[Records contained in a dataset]
*-*-*

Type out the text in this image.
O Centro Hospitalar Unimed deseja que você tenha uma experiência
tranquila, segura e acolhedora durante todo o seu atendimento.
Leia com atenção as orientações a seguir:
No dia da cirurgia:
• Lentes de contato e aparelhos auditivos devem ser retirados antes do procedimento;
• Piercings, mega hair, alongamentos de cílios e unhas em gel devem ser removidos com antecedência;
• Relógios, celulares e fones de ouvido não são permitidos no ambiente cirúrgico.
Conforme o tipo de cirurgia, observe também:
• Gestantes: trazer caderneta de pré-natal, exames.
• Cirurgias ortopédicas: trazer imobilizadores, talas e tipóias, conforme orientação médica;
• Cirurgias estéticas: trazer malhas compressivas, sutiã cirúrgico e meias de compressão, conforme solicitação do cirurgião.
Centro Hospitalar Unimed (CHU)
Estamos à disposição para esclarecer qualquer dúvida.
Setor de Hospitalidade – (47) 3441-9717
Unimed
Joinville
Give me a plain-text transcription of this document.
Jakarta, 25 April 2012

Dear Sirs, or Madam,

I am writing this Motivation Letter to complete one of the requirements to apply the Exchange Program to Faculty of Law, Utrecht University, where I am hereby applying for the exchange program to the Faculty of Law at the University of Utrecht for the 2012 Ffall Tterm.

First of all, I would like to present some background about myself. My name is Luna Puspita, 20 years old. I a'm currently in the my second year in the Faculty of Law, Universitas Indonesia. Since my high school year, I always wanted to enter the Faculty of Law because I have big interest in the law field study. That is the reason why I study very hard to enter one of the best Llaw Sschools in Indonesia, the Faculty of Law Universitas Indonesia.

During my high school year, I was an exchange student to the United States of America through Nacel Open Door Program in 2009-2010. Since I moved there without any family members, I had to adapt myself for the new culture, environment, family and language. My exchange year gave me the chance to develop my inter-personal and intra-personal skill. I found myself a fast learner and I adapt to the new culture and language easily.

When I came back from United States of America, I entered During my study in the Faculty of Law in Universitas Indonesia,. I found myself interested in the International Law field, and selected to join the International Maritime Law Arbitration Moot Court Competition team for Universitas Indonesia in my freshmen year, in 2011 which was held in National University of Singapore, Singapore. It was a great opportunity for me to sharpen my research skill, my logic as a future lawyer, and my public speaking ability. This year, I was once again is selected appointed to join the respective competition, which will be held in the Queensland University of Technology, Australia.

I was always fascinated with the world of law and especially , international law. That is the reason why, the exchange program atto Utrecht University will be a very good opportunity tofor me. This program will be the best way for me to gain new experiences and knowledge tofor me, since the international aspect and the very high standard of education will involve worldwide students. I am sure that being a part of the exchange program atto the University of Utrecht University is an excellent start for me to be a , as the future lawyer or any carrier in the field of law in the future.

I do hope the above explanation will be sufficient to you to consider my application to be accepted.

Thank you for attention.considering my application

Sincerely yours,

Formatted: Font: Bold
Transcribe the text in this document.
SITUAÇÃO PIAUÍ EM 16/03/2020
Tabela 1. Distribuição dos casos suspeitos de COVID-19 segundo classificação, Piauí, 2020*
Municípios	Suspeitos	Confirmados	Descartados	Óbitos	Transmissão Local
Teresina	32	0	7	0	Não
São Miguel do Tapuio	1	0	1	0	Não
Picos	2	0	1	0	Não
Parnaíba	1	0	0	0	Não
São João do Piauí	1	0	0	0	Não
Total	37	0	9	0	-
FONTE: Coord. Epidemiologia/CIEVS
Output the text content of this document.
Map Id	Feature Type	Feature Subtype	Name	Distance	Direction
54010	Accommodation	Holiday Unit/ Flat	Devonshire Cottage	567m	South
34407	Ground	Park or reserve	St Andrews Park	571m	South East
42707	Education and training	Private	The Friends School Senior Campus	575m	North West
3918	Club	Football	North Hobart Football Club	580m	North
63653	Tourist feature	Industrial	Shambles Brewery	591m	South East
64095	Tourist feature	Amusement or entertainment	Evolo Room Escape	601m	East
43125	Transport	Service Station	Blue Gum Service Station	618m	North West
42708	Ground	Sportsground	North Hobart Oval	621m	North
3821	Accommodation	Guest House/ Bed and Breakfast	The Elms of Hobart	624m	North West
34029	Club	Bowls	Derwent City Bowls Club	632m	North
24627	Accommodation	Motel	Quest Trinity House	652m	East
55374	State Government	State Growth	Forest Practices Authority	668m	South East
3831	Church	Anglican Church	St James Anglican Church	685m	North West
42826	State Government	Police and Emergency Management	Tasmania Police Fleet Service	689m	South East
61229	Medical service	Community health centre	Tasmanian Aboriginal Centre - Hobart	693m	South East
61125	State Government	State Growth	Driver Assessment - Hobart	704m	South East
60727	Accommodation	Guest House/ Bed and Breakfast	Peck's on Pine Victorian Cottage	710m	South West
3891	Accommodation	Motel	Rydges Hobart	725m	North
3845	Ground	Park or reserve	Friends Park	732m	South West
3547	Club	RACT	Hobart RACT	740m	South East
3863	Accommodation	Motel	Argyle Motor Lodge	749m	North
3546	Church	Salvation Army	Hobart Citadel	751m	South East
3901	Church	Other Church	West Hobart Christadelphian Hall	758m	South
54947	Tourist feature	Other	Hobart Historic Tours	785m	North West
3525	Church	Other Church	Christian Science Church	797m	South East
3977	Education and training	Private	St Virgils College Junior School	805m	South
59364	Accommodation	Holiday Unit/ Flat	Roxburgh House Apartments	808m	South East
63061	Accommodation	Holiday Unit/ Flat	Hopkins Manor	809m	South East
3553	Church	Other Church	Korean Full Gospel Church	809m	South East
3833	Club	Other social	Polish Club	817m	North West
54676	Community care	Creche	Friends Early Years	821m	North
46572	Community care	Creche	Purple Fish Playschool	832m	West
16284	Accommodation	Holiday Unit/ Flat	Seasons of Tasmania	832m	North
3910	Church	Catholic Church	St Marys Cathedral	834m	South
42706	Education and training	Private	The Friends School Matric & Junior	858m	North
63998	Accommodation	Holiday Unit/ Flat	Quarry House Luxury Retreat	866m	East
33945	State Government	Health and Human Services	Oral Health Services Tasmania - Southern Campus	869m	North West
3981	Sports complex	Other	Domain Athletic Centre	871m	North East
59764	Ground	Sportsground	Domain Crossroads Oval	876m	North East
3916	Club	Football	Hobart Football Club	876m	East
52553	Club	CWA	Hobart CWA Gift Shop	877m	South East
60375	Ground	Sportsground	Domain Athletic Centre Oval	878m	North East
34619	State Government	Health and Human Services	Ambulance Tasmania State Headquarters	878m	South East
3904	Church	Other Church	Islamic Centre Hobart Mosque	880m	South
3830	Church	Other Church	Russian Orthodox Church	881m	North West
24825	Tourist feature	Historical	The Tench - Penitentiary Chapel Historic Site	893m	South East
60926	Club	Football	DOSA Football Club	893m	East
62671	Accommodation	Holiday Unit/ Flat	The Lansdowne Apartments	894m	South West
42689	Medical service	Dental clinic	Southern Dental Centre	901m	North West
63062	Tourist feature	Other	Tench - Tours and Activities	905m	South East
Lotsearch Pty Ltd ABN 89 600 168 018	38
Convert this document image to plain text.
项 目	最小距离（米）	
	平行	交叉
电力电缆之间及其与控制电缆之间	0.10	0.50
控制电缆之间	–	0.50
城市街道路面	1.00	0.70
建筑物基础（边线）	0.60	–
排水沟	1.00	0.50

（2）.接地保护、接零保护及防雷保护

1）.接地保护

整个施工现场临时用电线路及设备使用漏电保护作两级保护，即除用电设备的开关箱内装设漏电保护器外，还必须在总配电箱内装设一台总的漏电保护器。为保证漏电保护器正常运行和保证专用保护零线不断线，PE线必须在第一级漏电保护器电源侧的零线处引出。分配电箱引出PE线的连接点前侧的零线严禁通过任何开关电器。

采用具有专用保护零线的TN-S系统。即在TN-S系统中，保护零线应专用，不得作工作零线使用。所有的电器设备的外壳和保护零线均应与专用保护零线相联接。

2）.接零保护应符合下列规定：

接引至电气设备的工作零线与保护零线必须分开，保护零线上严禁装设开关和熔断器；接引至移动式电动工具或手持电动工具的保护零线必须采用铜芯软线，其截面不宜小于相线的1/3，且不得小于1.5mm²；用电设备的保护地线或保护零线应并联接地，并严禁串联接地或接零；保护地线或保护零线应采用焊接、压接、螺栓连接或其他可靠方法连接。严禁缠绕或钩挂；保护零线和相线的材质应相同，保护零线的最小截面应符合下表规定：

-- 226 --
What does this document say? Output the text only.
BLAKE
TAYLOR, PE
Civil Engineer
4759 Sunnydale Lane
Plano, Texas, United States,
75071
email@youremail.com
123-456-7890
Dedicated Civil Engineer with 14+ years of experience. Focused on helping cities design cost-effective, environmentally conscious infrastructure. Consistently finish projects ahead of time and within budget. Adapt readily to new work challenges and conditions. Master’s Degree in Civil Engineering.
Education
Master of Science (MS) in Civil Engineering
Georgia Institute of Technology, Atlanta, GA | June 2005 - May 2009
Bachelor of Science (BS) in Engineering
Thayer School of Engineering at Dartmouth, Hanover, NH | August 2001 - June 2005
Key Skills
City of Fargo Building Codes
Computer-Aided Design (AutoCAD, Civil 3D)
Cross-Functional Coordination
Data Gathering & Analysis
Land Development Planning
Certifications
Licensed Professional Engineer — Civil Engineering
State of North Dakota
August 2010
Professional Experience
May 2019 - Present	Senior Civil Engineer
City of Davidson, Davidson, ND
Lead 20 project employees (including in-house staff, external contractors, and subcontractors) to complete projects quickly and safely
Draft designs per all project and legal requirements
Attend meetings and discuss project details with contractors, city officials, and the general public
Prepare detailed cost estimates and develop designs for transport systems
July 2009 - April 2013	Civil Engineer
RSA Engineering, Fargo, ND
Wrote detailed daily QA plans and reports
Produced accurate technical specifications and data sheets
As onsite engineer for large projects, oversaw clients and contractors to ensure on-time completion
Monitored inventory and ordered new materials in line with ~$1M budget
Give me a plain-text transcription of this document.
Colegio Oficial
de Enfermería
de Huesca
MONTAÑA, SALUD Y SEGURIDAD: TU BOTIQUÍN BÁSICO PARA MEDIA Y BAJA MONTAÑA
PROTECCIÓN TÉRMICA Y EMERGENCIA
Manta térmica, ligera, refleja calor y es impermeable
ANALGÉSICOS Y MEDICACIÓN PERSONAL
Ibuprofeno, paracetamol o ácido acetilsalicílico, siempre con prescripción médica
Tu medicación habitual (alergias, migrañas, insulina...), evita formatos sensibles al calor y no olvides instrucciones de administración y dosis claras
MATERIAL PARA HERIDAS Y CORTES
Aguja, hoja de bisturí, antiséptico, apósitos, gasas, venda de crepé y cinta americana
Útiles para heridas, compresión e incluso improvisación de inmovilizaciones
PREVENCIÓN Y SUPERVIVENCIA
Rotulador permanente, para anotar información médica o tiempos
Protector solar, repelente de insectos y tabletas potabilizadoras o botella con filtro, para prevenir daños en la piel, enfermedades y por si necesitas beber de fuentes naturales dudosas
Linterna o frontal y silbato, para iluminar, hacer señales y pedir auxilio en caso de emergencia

*-*-*

(Required work): Gather each line in these records that contains the string "calor".

(Task answer):
Manta térmica, ligera, refleja calor y es impermeable
Tu medicación habitual (alergias, migrañas, insulina...), evita formatos sensibles al calor y no olvides instrucciones de administración y dosis claras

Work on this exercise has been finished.